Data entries
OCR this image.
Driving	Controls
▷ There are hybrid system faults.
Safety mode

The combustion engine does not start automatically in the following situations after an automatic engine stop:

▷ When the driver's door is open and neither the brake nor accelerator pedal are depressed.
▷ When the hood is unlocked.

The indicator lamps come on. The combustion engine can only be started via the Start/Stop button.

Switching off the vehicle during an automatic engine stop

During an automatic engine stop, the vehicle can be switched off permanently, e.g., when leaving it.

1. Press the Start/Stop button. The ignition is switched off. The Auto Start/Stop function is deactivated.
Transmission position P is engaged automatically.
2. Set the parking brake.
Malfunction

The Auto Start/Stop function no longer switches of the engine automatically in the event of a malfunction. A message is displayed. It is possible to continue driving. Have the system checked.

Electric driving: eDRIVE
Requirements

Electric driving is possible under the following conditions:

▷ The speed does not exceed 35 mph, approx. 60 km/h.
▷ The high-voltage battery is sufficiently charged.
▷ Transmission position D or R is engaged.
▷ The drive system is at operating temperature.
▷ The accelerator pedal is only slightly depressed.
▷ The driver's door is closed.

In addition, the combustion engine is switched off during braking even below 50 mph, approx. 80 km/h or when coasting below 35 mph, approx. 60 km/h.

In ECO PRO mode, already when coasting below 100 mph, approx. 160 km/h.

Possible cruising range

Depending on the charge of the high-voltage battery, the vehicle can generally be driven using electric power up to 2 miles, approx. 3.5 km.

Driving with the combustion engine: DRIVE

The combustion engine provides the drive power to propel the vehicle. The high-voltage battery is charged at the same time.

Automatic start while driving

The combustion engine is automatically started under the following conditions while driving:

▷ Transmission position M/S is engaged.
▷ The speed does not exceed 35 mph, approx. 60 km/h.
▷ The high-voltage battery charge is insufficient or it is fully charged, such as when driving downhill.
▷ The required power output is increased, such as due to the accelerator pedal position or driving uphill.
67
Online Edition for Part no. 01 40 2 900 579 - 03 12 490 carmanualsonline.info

_TASK_
All lines holding the word "Transmission" should be picked out and copied.

_ANSWER IN FULL_
Transmission position P is engaged automatically.
▷ Transmission position D or R is engaged.
▷ Transmission position M/S is engaged.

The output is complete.